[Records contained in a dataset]
....

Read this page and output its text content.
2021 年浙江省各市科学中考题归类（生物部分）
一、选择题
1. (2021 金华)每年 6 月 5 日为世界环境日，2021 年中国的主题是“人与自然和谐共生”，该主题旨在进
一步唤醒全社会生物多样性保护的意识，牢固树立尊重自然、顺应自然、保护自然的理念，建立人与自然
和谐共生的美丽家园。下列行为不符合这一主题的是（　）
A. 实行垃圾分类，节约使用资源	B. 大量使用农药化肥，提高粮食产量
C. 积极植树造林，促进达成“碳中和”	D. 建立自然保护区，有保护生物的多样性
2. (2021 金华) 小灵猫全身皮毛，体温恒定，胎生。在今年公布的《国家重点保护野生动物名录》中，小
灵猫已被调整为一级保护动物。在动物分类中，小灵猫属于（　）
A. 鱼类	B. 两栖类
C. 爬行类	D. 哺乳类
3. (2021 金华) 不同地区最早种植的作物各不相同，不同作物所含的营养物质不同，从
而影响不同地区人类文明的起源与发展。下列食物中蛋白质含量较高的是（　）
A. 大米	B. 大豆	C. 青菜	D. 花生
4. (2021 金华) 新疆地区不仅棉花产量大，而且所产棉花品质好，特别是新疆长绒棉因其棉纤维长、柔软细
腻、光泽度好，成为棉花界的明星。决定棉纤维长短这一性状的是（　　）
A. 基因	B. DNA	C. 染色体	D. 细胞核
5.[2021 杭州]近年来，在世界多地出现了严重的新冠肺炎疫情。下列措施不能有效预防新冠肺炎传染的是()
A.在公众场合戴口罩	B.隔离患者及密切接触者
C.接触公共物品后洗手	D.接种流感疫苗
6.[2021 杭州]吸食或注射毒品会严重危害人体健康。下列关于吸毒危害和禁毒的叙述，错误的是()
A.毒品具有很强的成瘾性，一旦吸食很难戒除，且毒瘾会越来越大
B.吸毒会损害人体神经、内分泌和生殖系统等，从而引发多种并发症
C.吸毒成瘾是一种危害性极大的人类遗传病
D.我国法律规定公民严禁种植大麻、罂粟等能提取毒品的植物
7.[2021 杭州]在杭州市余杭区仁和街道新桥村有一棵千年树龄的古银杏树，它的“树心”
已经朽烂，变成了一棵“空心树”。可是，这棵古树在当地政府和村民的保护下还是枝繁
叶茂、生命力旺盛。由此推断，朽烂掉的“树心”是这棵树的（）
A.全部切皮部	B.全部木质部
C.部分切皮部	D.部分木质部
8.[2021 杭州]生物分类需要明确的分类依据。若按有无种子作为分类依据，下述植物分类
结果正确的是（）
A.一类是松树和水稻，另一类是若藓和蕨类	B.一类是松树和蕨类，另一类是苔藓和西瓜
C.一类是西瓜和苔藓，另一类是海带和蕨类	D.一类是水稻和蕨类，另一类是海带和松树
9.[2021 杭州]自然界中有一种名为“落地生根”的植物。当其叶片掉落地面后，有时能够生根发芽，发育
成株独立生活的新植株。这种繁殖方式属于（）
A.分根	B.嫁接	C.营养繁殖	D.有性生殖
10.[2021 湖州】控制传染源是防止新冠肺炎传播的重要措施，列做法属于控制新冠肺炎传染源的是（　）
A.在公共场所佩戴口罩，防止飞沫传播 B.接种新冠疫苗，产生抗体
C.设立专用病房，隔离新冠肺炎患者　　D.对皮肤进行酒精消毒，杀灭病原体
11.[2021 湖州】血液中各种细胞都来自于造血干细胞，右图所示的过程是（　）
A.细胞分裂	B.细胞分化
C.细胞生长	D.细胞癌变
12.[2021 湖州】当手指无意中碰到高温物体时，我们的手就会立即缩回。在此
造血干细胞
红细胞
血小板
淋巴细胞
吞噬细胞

....

* _Requirements_
Print all of the data exactly as it was given.

* _Response for this exercise_
Read this page and output its text content.
2021 年浙江省各市科学中考题归类（生物部分）
一、选择题
1. (2021 金华)每年 6 月 5 日为世界环境日，2021 年中国的主题是“人与自然和谐共生”，该主题旨在进
一步唤醒全社会生物多样性保护的意识，牢固树立尊重自然、顺应自然、保护自然的理念，建立人与自然
和谐共生的美丽家园。下列行为不符合这一主题的是（　）
A. 实行垃圾分类，节约使用资源	B. 大量使用农药化肥，提高粮食产量
C. 积极植树造林，促进达成“碳中和”	D. 建立自然保护区，有保护生物的多样性
2. (2021 金华) 小灵猫全身皮毛，体温恒定，胎生。在今年公布的《国家重点保护野生动物名录》中，小
灵猫已被调整为一级保护动物。在动物分类中，小灵猫属于（　）
A. 鱼类	B. 两栖类
C. 爬行类	D. 哺乳类
3. (2021 金华) 不同地区最早种植的作物各不相同，不同作物所含的营养物质不同，从
而影响不同地区人类文明的起源与发展。下列食物中蛋白质含量较高的是（　）
A. 大米	B. 大豆	C. 青菜	D. 花生
4. (2021 金华) 新疆地区不仅棉花产量大，而且所产棉花品质好，特别是新疆长绒棉因其棉纤维长、柔软细
腻、光泽度好，成为棉花界的明星。决定棉纤维长短这一性状的是（　　）
A. 基因	B. DNA	C. 染色体	D. 细胞核
5.[2021 杭州]近年来，在世界多地出现了严重的新冠肺炎疫情。下列措施不能有效预防新冠肺炎传染的是()
A.在公众场合戴口罩	B.隔离患者及密切接触者
C.接触公共物品后洗手	D.接种流感疫苗
6.[2021 杭州]吸食或注射毒品会严重危害人体健康。下列关于吸毒危害和禁毒的叙述，错误的是()
A.毒品具有很强的成瘾性，一旦吸食很难戒除，且毒瘾会越来越大
B.吸毒会损害人体神经、内分泌和生殖系统等，从而引发多种并发症
C.吸毒成瘾是一种危害性极大的人类遗传病
D.我国法律规定公民严禁种植大麻、罂粟等能提取毒品的植物
7.[2021 杭州]在杭州市余杭区仁和街道新桥村有一棵千年树龄的古银杏树，它的“树心”
已经朽烂，变成了一棵“空心树”。可是，这棵古树在当地政府和村民的保护下还是枝繁
叶茂、生命力旺盛。由此推断，朽烂掉的“树心”是这棵树的（）
A.全部切皮部	B.全部木质部
C.部分切皮部	D.部分木质部
8.[2021 杭州]生物分类需要明确的分类依据。若按有无种子作为分类依据，下述植物分类
结果正确的是（）
A.一类是松树和水稻，另一类是若藓和蕨类	B.一类是松树和蕨类，另一类是苔藓和西瓜
C.一类是西瓜和苔藓，另一类是海带和蕨类	D.一类是水稻和蕨类，另一类是海带和松树
9.[2021 杭州]自然界中有一种名为“落地生根”的植物。当其叶片掉落地面后，有时能够生根发芽，发育
成株独立生活的新植株。这种繁殖方式属于（）
A.分根	B.嫁接	C.营养繁殖	D.有性生殖
10.[2021 湖州】控制传染源是防止新冠肺炎传播的重要措施，列做法属于控制新冠肺炎传染源的是（　）
A.在公共场所佩戴口罩，防止飞沫传播 B.接种新冠疫苗，产生抗体
C.设立专用病房，隔离新冠肺炎患者　　D.对皮肤进行酒精消毒，杀灭病原体
11.[2021 湖州】血液中各种细胞都来自于造血干细胞，右图所示的过程是（　）
A.细胞分裂	B.细胞分化
C.细胞生长	D.细胞癌变
12.[2021 湖州】当手指无意中碰到高温物体时，我们的手就会立即缩回。在此
造血干细胞
红细胞
血小板
淋巴细胞
吞噬细胞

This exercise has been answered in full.